Pick out each line of the records that includes the string "kind", and copy it.

## Collected data
══════════════════════════════
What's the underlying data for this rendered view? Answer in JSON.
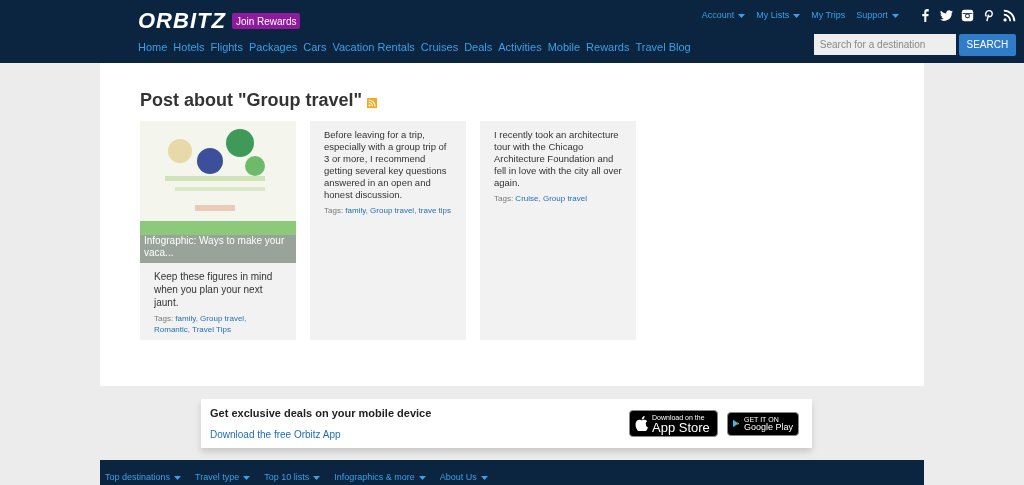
{
  "header": {
    "logo": "ORBITZ",
    "rewards_button": "Join Rewards",
    "top_links": [
      {
        "label": "Account",
        "dropdown": true
      },
      {
        "label": "My Lists",
        "dropdown": true
      },
      {
        "label": "My Trips",
        "dropdown": false
      },
      {
        "label": "Support",
        "dropdown": true
      }
    ],
    "social": [
      {
        "kind": "facebook"
      },
      {
        "kind": "twitter"
      },
      {
        "kind": "instagram"
      },
      {
        "kind": "pinterest"
      },
      {
        "kind": "rss"
      }
    ],
    "nav": [
      "Home",
      "Hotels",
      "Flights",
      "Packages",
      "Cars",
      "Vacation Rentals",
      "Cruises",
      "Deals",
      "Activities",
      "Mobile",
      "Rewards",
      "Travel Blog"
    ],
    "search": {
      "placeholder": "Search for a destination",
      "button": "SEARCH"
    }
  },
  "page_title": "Post about \"Group travel\"",
  "posts": [
    {
      "caption": "Infographic: Ways to make your vaca...",
      "summary": "Keep these figures in mind when you plan your next jaunt.",
      "tags_label": "Tags:",
      "tag_separator": ",",
      "tags": [
        "family",
        "Group travel",
        "Romantic",
        "Travel Tips"
      ]
    },
    {
      "kind": "text",
      "summary": "Before leaving for a trip, especially with a group trip of 3 or more, I recommend getting several key questions answered in an open and honest discussion.",
      "tags_label": "Tags:",
      "tag_separator": ",",
      "tags": [
        "family",
        "Group travel",
        "trave tips"
      ]
    },
    {
      "kind": "text",
      "summary": "I recently took an architecture tour with the Chicago Architecture Foundation and fell in love with the city all over again.",
      "tags_label": "Tags:",
      "tag_separator": ",",
      "tags": [
        "Cruise",
        "Group travel"
      ]
    }
  ],
  "app_banner": {
    "title": "Get exclusive deals on your mobile device",
    "link": "Download the free Orbitz App",
    "badges": [
      {
        "kind": "apple",
        "small": "Download on the",
        "big": "App Store"
      },
      {
        "kind": "google",
        "small": "GET IT ON",
        "big": "Google Play"
      }
    ]
  },
  "footer_links": [
    "Top destinations",
    "Travel type",
    "Top 10 lists",
    "Infographics & more",
    "About Us"
  ]
}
══════════════════════════════
## Expected answer
        "kind": "facebook"
        "kind": "twitter"
        "kind": "instagram"
        "kind": "pinterest"
        "kind": "rss"
      "kind": "text",
      "kind": "text",
        "kind": "apple",
        "kind": "google",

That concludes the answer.